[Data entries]
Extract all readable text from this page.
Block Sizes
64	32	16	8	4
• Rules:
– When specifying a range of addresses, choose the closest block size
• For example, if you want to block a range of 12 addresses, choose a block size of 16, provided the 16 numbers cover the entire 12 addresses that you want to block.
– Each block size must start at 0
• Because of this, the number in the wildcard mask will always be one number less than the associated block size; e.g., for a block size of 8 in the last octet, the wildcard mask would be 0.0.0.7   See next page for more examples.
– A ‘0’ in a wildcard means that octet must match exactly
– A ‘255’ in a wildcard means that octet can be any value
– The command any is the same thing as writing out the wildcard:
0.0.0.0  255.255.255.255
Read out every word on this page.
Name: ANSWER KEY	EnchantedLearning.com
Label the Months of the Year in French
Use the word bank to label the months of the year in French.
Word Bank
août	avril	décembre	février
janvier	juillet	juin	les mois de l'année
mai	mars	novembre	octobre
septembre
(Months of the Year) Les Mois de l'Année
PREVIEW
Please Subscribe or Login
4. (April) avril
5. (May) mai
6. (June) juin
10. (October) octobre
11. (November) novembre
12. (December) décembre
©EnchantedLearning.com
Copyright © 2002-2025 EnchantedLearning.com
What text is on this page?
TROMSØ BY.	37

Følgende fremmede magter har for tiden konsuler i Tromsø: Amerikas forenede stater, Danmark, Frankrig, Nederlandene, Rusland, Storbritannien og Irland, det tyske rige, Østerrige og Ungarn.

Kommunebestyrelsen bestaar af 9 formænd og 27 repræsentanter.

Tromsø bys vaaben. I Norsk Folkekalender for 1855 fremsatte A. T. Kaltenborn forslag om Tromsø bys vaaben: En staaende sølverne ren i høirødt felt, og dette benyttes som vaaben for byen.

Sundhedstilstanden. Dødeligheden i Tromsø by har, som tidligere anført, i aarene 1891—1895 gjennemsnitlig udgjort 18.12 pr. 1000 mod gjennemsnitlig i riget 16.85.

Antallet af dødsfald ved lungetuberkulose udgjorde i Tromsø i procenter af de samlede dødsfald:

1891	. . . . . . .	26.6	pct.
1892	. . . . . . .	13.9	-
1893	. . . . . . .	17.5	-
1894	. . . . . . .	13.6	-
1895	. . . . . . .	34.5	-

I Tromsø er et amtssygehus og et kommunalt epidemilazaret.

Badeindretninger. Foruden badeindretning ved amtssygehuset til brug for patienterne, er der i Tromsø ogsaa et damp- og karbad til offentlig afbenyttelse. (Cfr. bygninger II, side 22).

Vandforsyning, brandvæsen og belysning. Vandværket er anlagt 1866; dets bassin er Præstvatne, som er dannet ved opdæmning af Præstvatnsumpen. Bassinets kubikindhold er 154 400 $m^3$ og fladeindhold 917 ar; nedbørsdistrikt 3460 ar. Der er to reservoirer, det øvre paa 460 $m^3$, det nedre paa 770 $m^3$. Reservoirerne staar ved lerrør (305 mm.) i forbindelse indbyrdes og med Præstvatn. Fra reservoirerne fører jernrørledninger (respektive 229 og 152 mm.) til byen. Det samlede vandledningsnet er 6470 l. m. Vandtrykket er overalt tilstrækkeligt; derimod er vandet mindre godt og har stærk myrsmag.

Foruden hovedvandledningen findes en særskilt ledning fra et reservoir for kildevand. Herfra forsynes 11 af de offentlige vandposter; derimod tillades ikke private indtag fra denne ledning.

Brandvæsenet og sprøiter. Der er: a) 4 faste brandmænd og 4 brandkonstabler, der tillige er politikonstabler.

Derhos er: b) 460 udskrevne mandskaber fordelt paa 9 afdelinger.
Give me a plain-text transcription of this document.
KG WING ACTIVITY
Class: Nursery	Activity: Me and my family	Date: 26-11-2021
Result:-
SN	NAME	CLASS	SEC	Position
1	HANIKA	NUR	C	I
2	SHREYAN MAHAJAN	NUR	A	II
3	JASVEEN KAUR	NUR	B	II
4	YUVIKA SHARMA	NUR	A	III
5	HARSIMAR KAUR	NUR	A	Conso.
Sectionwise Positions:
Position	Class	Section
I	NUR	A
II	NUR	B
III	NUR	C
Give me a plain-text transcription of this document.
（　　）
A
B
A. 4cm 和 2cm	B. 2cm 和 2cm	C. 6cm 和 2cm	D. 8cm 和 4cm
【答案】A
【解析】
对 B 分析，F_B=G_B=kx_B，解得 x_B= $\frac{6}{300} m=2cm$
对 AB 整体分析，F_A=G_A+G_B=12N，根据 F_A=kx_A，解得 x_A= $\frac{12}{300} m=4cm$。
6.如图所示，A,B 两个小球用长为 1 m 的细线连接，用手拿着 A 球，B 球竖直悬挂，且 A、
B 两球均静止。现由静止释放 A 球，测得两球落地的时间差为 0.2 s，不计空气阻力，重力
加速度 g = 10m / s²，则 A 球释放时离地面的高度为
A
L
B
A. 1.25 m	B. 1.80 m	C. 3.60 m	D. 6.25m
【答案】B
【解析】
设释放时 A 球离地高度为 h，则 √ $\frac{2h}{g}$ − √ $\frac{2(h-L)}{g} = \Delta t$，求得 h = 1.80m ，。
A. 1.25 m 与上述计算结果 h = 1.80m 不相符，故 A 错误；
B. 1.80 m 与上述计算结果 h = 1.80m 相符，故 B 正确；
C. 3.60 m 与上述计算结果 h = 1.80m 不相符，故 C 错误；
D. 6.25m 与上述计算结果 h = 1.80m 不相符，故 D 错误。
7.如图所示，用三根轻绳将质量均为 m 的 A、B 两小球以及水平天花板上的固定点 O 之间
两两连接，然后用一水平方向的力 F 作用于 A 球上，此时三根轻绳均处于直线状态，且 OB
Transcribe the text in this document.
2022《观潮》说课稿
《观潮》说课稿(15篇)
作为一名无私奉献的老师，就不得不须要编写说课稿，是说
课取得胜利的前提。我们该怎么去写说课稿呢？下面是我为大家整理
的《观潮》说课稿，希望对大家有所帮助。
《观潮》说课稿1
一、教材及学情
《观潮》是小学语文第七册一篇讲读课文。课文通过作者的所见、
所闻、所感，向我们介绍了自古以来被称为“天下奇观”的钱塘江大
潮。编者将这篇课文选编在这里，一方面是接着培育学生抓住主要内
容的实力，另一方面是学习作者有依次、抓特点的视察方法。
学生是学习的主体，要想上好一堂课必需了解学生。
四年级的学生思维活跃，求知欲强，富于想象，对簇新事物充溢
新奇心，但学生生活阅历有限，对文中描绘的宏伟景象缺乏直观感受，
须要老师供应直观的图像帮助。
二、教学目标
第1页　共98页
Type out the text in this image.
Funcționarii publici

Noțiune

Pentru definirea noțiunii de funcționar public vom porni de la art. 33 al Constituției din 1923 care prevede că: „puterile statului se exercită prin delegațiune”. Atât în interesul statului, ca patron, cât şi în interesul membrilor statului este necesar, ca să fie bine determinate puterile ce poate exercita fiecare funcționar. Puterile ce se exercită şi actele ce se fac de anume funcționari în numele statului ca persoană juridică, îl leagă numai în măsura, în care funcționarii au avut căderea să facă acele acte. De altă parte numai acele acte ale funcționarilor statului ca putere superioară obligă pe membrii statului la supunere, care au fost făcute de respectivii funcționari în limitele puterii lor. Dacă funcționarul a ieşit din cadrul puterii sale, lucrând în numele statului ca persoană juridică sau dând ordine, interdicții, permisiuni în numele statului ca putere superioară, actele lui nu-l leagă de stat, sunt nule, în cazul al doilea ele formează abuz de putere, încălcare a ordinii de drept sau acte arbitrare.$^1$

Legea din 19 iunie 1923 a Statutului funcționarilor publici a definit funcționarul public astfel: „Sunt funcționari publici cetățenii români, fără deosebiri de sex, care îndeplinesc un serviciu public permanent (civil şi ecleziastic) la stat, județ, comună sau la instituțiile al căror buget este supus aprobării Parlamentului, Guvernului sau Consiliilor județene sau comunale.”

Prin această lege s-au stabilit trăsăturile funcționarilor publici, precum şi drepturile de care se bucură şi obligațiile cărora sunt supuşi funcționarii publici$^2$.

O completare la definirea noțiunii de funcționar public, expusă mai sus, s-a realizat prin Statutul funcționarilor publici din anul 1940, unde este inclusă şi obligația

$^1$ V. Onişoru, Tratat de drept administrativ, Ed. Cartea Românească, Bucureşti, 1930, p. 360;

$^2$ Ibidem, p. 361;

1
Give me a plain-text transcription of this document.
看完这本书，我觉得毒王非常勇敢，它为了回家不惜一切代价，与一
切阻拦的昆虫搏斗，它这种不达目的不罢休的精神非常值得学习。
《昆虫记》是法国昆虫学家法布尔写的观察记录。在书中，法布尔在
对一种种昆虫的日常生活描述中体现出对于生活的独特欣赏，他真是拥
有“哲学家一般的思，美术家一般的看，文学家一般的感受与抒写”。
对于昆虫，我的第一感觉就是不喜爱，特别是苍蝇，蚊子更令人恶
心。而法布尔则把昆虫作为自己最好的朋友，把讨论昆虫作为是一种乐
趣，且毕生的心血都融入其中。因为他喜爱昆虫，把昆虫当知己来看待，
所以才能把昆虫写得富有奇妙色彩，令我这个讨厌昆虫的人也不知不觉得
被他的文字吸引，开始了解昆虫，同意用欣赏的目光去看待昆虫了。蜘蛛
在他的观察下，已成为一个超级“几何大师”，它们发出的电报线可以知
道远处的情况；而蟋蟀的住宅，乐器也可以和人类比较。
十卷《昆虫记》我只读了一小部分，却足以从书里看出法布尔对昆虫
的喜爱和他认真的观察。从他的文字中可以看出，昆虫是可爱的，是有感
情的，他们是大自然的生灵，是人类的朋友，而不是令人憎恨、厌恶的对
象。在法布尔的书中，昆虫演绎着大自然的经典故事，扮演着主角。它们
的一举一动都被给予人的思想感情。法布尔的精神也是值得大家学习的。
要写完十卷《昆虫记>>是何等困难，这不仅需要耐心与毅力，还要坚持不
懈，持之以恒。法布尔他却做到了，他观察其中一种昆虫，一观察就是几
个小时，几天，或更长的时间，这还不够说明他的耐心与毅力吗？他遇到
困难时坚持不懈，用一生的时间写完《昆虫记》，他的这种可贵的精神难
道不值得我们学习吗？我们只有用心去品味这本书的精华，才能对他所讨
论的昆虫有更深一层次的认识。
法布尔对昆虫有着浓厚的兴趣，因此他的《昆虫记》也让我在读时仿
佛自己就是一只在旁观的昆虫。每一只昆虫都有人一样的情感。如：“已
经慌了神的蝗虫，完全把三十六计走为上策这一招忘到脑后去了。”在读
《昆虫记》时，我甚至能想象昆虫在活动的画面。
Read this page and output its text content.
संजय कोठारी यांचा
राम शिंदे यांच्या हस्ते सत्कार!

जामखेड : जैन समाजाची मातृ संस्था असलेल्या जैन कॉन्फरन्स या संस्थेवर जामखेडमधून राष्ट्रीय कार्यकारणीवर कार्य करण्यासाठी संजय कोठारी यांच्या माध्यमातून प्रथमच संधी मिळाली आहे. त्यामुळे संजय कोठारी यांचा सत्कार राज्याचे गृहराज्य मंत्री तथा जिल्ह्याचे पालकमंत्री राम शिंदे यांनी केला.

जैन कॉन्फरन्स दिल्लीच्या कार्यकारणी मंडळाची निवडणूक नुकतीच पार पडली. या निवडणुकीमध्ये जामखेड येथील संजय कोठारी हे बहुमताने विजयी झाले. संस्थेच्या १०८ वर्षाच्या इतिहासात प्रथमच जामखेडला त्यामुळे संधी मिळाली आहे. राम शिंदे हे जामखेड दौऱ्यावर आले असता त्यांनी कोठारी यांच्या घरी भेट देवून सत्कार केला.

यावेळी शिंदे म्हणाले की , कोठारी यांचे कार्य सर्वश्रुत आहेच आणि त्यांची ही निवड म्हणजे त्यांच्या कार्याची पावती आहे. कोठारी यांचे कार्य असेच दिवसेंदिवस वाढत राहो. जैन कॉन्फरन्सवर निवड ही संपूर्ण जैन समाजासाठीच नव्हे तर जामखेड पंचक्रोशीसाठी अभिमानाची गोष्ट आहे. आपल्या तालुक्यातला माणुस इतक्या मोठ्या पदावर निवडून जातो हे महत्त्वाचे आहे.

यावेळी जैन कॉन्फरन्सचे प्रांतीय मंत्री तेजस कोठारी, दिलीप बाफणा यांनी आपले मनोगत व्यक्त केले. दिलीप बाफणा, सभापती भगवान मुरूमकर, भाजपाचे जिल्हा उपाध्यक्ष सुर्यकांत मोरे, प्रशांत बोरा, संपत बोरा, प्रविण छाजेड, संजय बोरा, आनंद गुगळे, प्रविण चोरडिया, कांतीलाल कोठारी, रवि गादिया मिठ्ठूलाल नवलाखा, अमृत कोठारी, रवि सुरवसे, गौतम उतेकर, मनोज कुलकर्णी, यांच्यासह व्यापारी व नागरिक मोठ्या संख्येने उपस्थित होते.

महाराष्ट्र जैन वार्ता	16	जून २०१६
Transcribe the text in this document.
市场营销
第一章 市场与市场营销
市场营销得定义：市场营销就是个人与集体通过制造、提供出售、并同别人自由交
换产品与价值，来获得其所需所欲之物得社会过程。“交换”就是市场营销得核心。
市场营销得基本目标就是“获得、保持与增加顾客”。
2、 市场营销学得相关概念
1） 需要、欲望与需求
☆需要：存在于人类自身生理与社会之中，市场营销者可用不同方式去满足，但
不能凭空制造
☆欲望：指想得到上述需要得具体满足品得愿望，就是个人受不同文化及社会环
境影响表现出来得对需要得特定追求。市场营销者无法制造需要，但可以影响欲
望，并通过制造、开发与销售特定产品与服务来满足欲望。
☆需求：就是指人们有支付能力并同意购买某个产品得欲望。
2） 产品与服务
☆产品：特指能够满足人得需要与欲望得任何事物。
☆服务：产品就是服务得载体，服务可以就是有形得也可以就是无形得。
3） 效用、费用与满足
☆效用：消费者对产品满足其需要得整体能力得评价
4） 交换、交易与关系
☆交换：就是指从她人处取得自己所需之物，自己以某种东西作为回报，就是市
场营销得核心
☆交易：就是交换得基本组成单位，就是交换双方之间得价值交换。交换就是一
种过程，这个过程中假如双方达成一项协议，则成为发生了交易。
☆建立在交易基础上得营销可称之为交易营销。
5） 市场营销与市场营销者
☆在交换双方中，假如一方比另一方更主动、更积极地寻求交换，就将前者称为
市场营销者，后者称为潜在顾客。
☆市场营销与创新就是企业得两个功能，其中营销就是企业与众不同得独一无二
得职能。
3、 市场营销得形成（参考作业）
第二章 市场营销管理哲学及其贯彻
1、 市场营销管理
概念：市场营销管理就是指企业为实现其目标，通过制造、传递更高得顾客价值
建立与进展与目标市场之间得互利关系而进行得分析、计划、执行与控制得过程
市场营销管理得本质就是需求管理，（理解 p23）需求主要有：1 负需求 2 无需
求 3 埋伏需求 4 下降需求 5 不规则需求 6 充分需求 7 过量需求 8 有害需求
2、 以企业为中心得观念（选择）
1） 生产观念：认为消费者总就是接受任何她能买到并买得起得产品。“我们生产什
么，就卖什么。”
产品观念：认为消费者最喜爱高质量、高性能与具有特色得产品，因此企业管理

**Stated problem**
From the entries above, collect every line with the string "wildcard" in it.

**Response to the exercise**
• Because of this, the number in the wildcard mask will always be one number less than the associated block size; e.g., for a block size of 8 in the last octet, the wildcard mask would be 0.0.0.7   See next page for more examples.
– A ‘0’ in a wildcard means that octet must match exactly
– A ‘255’ in a wildcard means that octet can be any value
– The command any is the same thing as writing out the wildcard:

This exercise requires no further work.